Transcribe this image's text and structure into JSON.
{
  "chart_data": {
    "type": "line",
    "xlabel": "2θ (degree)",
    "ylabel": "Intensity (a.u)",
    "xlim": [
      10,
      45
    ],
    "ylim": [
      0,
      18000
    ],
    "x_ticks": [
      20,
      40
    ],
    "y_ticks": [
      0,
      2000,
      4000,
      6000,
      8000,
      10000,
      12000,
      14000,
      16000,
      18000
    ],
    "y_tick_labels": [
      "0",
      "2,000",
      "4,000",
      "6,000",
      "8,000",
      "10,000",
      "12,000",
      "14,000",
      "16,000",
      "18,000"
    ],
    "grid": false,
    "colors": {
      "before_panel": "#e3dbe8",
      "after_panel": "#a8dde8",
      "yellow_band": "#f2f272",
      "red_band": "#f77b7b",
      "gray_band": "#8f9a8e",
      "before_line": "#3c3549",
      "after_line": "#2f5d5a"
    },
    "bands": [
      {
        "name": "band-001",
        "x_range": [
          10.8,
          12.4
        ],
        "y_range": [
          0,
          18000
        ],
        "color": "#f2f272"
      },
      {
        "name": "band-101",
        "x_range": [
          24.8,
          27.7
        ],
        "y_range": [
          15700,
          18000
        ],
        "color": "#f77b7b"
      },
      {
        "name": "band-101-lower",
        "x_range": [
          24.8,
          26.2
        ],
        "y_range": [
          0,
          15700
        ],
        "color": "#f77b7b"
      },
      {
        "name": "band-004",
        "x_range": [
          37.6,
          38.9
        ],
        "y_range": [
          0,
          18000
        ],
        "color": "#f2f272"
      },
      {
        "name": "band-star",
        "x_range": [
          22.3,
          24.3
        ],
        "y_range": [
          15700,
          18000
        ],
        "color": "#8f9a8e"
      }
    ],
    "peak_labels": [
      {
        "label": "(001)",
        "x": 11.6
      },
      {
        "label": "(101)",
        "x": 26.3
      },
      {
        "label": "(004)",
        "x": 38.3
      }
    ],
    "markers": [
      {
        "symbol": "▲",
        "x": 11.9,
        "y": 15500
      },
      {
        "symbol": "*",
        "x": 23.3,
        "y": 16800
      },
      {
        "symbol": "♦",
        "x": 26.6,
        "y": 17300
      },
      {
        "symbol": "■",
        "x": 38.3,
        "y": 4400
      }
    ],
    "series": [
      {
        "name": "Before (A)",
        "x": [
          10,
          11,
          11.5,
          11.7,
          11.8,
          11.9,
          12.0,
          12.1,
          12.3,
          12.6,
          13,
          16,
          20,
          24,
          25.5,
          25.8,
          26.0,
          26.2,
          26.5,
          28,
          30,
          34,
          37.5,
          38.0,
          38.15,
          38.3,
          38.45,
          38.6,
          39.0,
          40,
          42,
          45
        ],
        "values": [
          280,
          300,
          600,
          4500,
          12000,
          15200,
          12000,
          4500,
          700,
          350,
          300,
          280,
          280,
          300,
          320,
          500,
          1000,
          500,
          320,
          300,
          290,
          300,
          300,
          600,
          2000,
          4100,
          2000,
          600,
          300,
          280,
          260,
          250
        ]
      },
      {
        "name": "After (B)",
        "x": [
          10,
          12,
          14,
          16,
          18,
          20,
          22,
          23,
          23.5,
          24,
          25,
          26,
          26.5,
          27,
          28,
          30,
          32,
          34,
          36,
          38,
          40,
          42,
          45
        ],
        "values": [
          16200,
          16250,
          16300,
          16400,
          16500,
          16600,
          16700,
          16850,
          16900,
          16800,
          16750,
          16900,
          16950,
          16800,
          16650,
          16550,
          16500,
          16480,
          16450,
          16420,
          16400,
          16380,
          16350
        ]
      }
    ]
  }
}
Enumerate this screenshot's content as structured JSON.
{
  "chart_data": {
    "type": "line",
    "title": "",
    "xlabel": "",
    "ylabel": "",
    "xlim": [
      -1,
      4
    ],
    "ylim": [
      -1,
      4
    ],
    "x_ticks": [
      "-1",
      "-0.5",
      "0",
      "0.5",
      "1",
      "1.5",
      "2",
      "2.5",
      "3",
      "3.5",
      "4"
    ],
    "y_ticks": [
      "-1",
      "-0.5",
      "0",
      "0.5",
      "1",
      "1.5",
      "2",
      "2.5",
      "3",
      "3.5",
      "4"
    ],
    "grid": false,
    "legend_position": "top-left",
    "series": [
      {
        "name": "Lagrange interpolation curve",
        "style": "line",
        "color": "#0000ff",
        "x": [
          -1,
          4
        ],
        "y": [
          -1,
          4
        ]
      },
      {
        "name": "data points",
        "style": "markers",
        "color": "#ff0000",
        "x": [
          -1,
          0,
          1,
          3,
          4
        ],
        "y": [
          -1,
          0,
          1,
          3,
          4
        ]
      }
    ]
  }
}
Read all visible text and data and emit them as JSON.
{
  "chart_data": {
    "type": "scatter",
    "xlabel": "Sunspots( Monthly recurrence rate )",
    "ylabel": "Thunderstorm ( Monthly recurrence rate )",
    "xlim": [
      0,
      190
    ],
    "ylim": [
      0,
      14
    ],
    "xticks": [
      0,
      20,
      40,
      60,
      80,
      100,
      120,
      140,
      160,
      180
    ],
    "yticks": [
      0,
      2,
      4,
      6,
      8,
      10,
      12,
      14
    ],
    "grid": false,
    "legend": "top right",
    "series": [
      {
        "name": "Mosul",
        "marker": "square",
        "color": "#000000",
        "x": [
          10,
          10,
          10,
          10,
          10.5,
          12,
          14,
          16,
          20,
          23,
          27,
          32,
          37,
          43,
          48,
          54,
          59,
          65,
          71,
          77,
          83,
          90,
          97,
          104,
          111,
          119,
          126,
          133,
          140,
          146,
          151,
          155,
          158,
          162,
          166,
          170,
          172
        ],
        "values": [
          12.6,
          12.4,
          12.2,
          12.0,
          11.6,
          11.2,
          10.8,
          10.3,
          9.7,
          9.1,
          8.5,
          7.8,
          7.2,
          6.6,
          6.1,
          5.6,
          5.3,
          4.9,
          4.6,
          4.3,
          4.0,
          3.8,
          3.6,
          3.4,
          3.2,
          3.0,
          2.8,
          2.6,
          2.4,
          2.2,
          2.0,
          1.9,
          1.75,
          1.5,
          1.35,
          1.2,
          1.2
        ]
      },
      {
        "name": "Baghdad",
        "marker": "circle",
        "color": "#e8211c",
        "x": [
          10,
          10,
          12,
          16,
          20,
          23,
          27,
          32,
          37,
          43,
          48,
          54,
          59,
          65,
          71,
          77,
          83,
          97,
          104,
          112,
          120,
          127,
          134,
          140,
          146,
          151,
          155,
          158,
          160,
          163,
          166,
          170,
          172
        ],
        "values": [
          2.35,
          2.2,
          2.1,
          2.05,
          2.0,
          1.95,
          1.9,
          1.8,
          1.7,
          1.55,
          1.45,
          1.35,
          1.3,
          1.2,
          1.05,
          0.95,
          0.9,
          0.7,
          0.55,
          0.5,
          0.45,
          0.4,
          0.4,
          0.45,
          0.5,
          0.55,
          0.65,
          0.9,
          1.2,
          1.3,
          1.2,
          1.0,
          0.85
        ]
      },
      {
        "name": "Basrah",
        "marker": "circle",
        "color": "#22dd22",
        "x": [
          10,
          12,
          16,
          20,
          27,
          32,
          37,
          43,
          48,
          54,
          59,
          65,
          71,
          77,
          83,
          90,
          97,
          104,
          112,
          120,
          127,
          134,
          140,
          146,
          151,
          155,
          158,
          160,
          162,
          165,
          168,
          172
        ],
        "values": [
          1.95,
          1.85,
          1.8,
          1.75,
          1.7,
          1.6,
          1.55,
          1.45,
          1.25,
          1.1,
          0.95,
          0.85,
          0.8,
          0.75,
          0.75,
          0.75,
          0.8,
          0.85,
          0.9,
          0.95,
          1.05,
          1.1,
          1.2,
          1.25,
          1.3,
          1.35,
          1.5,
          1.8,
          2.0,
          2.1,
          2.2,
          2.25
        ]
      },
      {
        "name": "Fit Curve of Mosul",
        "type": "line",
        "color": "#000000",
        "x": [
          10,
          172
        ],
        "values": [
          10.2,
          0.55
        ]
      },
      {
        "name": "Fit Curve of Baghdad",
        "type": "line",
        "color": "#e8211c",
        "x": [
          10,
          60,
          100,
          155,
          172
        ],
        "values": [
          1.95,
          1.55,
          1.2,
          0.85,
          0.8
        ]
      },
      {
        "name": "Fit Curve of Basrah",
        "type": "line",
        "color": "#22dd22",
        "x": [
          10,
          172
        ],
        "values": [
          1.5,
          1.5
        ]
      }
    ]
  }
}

* Exercise requirements *
Go through the records above, find every line with the word "text", and list those lines.

* Solution to the problem *
Transcribe this image's text and structure into JSON.
Read all visible text and data and emit them as JSON.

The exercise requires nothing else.